• WHAT TO WORK ON
Repeat every line below exactly, word for word.

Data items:
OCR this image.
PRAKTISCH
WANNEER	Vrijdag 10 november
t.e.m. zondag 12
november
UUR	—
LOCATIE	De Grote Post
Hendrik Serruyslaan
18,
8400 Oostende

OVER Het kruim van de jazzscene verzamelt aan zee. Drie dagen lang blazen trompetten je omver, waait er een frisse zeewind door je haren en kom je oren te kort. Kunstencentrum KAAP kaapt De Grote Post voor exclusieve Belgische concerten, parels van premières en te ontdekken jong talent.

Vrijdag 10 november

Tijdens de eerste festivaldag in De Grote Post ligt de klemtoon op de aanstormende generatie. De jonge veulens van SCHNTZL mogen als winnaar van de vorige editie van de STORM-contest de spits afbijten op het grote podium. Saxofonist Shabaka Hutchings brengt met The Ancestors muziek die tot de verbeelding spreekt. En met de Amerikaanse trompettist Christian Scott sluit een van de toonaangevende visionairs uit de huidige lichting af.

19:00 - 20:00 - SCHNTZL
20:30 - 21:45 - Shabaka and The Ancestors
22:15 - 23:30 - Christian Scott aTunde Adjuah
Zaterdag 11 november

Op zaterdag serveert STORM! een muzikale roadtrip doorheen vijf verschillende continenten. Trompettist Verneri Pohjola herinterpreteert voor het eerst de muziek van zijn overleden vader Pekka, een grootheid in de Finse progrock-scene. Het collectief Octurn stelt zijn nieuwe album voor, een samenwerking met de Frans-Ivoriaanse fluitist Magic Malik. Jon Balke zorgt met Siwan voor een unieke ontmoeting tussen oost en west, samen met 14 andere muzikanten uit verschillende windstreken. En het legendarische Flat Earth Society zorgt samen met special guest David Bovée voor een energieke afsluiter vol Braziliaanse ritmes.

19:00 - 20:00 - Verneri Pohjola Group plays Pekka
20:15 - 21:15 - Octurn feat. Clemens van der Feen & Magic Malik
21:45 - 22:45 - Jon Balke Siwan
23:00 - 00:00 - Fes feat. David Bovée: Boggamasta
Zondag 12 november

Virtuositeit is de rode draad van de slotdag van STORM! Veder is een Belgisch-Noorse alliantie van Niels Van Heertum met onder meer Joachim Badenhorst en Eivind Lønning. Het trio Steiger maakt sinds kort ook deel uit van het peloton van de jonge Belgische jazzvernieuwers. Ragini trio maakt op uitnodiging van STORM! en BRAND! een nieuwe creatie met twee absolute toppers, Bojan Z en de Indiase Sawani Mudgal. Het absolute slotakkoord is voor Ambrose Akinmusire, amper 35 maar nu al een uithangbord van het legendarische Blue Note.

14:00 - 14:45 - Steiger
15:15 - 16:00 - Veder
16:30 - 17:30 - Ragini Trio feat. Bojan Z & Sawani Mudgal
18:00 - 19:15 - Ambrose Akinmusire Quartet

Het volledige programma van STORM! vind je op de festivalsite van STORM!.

• SOLUTION FOR THIS EXERCISE
OCR this image.
PRAKTISCH
WANNEER	Vrijdag 10 november
t.e.m. zondag 12
november
UUR	—
LOCATIE	De Grote Post
Hendrik Serruyslaan
18,
8400 Oostende

OVER Het kruim van de jazzscene verzamelt aan zee. Drie dagen lang blazen trompetten je omver, waait er een frisse zeewind door je haren en kom je oren te kort. Kunstencentrum KAAP kaapt De Grote Post voor exclusieve Belgische concerten, parels van premières en te ontdekken jong talent.

Vrijdag 10 november

Tijdens de eerste festivaldag in De Grote Post ligt de klemtoon op de aanstormende generatie. De jonge veulens van SCHNTZL mogen als winnaar van de vorige editie van de STORM-contest de spits afbijten op het grote podium. Saxofonist Shabaka Hutchings brengt met The Ancestors muziek die tot de verbeelding spreekt. En met de Amerikaanse trompettist Christian Scott sluit een van de toonaangevende visionairs uit de huidige lichting af.

19:00 - 20:00 - SCHNTZL
20:30 - 21:45 - Shabaka and The Ancestors
22:15 - 23:30 - Christian Scott aTunde Adjuah
Zaterdag 11 november

Op zaterdag serveert STORM! een muzikale roadtrip doorheen vijf verschillende continenten. Trompettist Verneri Pohjola herinterpreteert voor het eerst de muziek van zijn overleden vader Pekka, een grootheid in de Finse progrock-scene. Het collectief Octurn stelt zijn nieuwe album voor, een samenwerking met de Frans-Ivoriaanse fluitist Magic Malik. Jon Balke zorgt met Siwan voor een unieke ontmoeting tussen oost en west, samen met 14 andere muzikanten uit verschillende windstreken. En het legendarische Flat Earth Society zorgt samen met special guest David Bovée voor een energieke afsluiter vol Braziliaanse ritmes.

19:00 - 20:00 - Verneri Pohjola Group plays Pekka
20:15 - 21:15 - Octurn feat. Clemens van der Feen & Magic Malik
21:45 - 22:45 - Jon Balke Siwan
23:00 - 00:00 - Fes feat. David Bovée: Boggamasta
Zondag 12 november

Virtuositeit is de rode draad van de slotdag van STORM! Veder is een Belgisch-Noorse alliantie van Niels Van Heertum met onder meer Joachim Badenhorst en Eivind Lønning. Het trio Steiger maakt sinds kort ook deel uit van het peloton van de jonge Belgische jazzvernieuwers. Ragini trio maakt op uitnodiging van STORM! en BRAND! een nieuwe creatie met twee absolute toppers, Bojan Z en de Indiase Sawani Mudgal. Het absolute slotakkoord is voor Ambrose Akinmusire, amper 35 maar nu al een uithangbord van het legendarische Blue Note.

14:00 - 14:45 - Steiger
15:15 - 16:00 - Veder
16:30 - 17:30 - Ragini Trio feat. Bojan Z & Sawani Mudgal
18:00 - 19:15 - Ambrose Akinmusire Quartet

Het volledige programma van STORM! vind je op de festivalsite van STORM!.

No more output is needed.